THE EXERCISE: Pick out every line in the data below that holds "zoom".

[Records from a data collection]
———

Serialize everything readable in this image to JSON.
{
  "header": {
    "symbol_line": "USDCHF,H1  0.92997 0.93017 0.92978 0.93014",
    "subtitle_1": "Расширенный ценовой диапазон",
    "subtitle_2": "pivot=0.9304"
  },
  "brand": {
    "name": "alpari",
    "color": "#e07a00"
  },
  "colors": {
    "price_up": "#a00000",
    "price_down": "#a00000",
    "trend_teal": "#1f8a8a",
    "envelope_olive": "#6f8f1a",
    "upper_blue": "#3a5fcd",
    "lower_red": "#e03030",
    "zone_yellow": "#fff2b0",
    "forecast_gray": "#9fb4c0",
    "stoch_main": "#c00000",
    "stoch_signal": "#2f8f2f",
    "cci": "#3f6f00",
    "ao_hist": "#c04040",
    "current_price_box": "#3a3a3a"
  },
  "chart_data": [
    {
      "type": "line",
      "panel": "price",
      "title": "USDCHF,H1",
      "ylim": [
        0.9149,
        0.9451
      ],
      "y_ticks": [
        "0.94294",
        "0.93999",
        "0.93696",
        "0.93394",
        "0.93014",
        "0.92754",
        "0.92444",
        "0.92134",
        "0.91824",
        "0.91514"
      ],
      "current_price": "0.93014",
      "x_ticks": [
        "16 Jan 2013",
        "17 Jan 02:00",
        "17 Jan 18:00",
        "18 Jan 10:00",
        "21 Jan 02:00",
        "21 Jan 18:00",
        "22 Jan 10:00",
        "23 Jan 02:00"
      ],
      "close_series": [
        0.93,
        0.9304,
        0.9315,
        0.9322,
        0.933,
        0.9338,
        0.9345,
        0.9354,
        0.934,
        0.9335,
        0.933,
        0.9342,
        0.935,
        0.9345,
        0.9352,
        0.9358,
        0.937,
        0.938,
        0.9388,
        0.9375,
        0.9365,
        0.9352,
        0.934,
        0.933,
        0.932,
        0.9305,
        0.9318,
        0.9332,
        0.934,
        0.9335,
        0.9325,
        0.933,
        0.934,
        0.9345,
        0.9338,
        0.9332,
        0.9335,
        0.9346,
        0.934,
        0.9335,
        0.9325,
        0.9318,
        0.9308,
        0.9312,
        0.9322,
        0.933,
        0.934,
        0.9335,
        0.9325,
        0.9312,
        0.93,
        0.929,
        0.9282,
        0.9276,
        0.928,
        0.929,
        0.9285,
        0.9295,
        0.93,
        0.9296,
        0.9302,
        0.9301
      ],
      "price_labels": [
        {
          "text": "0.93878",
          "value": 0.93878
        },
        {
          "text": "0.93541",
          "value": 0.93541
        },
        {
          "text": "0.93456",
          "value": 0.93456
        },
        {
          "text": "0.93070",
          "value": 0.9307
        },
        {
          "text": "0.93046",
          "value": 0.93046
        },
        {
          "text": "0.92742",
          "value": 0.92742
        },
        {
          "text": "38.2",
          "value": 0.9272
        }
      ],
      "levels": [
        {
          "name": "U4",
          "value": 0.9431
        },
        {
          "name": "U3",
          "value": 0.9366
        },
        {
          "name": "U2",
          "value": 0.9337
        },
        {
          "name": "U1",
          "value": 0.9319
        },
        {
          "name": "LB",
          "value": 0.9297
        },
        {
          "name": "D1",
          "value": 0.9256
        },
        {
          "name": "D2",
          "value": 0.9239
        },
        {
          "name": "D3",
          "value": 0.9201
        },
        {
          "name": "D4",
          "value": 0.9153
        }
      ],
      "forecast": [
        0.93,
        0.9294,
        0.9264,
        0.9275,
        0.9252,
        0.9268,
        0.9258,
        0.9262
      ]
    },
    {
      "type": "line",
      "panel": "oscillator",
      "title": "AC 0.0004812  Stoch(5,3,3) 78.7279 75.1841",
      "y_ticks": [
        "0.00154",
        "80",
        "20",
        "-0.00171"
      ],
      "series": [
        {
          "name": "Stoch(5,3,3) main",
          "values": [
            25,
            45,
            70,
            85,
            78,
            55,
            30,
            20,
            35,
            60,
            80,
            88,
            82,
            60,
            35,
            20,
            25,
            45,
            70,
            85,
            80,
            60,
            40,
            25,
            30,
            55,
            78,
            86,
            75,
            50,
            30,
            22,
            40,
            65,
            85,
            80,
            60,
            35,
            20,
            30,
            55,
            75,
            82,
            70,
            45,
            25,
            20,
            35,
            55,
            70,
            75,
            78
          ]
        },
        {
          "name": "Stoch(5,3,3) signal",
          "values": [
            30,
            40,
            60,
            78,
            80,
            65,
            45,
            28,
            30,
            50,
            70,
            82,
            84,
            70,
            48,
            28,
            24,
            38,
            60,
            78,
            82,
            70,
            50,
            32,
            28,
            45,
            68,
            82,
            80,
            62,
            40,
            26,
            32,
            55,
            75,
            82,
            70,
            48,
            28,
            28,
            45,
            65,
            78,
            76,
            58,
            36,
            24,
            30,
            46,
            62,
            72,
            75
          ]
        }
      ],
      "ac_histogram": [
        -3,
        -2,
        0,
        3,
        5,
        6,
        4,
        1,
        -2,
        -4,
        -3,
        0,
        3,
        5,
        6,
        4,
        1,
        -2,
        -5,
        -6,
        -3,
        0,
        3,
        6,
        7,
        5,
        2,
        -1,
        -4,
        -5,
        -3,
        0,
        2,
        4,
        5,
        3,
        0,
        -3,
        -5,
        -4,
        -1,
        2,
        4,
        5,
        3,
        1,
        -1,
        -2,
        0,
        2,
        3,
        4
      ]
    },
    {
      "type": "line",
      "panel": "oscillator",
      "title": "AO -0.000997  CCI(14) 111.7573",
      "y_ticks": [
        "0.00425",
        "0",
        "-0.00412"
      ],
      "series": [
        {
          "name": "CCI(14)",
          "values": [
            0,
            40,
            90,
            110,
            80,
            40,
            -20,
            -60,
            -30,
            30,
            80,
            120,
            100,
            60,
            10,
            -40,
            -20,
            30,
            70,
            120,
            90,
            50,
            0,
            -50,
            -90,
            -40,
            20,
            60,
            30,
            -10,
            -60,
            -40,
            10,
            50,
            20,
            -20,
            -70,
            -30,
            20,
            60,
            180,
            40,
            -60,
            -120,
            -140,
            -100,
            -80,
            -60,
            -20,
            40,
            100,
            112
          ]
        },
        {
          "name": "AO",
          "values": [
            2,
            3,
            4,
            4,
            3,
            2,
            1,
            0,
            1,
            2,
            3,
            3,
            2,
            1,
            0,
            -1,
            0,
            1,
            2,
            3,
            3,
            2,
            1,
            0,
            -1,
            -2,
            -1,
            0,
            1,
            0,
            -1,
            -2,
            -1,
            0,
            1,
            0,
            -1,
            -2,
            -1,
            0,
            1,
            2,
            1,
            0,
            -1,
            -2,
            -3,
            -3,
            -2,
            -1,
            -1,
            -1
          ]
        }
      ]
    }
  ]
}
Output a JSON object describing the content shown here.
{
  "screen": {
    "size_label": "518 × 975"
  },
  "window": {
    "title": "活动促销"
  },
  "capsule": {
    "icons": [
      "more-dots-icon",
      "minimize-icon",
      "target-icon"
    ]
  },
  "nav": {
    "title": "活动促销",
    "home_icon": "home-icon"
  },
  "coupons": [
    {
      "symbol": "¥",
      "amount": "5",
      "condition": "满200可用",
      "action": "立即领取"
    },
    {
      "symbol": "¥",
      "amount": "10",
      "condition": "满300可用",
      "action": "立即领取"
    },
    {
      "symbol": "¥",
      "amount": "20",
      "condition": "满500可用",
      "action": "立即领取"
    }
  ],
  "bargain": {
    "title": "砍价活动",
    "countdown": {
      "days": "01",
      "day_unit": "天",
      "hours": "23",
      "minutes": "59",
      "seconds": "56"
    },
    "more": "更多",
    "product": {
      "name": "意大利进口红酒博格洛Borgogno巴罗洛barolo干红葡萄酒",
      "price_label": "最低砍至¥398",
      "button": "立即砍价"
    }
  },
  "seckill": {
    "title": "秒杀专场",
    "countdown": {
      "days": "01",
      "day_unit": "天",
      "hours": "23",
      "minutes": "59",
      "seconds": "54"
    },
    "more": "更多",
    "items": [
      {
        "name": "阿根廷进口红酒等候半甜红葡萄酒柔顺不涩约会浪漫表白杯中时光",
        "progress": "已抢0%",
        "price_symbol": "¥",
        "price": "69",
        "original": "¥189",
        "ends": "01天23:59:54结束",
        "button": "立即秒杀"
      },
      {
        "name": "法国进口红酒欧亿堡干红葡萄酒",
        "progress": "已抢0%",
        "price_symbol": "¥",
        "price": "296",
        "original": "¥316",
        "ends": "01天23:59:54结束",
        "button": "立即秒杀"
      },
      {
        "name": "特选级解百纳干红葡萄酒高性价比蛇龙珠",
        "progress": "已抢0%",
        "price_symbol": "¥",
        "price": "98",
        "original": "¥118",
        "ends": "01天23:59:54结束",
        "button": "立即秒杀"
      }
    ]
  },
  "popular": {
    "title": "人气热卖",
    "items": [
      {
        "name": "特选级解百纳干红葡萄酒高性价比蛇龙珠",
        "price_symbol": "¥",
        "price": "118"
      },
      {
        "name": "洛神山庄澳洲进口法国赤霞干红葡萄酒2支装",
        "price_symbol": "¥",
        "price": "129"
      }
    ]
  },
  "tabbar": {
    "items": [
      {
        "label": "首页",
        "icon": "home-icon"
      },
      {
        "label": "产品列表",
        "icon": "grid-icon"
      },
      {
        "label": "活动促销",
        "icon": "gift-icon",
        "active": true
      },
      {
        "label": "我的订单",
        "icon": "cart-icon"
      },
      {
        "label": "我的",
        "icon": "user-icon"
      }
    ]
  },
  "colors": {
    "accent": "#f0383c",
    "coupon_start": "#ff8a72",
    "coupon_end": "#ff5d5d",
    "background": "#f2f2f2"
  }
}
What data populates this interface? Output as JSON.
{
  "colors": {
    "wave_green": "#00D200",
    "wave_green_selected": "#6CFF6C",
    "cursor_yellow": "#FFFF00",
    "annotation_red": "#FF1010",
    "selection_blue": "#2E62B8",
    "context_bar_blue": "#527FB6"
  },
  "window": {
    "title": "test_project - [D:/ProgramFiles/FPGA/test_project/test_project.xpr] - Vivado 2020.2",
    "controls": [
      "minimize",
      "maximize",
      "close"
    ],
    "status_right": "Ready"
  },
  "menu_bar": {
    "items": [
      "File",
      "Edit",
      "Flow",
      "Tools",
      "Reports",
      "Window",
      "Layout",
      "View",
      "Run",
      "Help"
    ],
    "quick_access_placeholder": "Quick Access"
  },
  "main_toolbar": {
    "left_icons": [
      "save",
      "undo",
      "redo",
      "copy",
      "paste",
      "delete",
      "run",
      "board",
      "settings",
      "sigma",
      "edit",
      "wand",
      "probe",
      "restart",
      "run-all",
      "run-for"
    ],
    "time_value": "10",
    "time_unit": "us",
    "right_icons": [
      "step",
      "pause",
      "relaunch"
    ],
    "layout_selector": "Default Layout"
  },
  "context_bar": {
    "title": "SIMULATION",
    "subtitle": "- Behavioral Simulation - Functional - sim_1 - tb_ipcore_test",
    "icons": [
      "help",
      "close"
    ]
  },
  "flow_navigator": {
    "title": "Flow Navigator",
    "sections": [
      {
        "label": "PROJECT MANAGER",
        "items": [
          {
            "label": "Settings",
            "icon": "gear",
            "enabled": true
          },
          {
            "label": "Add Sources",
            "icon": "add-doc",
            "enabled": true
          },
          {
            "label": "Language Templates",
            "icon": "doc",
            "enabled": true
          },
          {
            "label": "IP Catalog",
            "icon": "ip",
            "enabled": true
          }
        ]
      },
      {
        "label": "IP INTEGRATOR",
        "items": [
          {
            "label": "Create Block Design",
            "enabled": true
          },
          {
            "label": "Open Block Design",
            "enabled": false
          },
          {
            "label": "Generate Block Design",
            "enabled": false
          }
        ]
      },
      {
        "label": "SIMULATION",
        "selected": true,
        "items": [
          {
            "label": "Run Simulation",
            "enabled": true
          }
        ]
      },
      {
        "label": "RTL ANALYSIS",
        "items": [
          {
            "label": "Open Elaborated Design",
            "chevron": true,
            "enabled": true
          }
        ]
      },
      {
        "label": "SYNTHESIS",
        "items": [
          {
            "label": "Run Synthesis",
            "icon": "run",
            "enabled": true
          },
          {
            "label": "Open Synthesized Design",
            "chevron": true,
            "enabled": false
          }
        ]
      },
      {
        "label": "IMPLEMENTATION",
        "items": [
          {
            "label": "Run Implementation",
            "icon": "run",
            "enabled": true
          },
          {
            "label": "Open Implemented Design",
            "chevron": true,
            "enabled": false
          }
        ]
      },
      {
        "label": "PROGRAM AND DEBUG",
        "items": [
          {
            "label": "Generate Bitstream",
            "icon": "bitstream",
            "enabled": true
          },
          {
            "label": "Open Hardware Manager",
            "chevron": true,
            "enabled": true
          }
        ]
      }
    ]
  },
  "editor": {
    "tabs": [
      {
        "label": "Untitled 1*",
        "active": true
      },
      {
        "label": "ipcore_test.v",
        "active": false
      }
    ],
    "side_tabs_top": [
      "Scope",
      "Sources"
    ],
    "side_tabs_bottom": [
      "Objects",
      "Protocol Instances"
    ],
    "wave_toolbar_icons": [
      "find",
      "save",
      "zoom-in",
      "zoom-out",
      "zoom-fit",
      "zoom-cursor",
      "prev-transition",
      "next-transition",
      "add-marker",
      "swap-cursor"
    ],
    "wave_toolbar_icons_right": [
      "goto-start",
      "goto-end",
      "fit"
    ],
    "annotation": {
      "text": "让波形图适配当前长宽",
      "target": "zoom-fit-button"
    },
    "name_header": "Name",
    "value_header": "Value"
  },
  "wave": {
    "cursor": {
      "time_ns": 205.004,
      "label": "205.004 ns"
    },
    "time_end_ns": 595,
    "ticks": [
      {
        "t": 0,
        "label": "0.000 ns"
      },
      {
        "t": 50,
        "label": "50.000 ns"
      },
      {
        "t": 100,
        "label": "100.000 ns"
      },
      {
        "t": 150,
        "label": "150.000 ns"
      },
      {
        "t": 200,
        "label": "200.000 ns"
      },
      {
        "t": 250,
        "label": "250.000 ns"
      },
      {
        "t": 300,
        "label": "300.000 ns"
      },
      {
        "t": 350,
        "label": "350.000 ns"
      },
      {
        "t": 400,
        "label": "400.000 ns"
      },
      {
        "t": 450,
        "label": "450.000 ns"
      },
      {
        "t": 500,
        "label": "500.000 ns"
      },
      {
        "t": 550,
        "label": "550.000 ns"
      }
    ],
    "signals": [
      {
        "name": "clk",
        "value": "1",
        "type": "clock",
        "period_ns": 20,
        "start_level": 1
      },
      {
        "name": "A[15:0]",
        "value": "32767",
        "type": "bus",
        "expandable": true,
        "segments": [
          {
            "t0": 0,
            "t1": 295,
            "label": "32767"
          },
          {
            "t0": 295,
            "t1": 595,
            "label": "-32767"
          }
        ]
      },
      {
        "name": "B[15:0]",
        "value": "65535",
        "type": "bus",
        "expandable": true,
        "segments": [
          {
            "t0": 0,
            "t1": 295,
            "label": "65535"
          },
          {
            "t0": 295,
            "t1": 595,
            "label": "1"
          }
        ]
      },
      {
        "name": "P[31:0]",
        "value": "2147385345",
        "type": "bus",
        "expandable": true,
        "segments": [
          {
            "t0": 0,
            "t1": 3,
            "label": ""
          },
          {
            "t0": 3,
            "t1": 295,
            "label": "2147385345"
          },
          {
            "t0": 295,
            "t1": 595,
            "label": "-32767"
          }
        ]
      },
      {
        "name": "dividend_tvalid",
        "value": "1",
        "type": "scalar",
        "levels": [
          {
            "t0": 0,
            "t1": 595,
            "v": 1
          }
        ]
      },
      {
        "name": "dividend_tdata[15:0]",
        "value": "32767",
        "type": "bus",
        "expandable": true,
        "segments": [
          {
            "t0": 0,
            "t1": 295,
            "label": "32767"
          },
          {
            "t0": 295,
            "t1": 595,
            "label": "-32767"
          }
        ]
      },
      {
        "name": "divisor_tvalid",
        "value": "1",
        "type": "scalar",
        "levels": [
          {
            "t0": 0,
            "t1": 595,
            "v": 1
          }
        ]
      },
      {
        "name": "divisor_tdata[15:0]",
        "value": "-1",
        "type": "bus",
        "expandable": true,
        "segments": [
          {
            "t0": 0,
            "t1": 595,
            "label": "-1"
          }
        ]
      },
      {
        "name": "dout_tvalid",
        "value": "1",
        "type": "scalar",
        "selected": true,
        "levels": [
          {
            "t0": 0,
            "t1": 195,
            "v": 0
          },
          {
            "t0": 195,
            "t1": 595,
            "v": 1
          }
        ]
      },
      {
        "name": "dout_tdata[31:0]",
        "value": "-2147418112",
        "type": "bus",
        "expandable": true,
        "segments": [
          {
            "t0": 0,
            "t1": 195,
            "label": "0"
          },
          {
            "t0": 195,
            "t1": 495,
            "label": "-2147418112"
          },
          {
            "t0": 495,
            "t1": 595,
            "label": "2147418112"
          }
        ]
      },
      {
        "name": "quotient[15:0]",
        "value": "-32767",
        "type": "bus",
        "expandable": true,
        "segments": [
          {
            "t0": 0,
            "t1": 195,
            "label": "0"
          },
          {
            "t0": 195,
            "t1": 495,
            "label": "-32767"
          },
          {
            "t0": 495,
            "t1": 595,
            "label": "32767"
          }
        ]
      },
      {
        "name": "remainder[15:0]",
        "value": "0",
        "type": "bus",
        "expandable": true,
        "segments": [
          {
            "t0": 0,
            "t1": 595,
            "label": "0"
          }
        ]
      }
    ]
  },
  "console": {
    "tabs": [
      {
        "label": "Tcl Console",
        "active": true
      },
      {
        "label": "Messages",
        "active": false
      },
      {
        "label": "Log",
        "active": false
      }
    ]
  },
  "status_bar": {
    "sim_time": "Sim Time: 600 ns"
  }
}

———

SOLUTION TO THIS PROBLEM:
      "zoom-in",
      "zoom-out",
      "zoom-fit",
      "zoom-cursor",
      "target": "zoom-fit-button"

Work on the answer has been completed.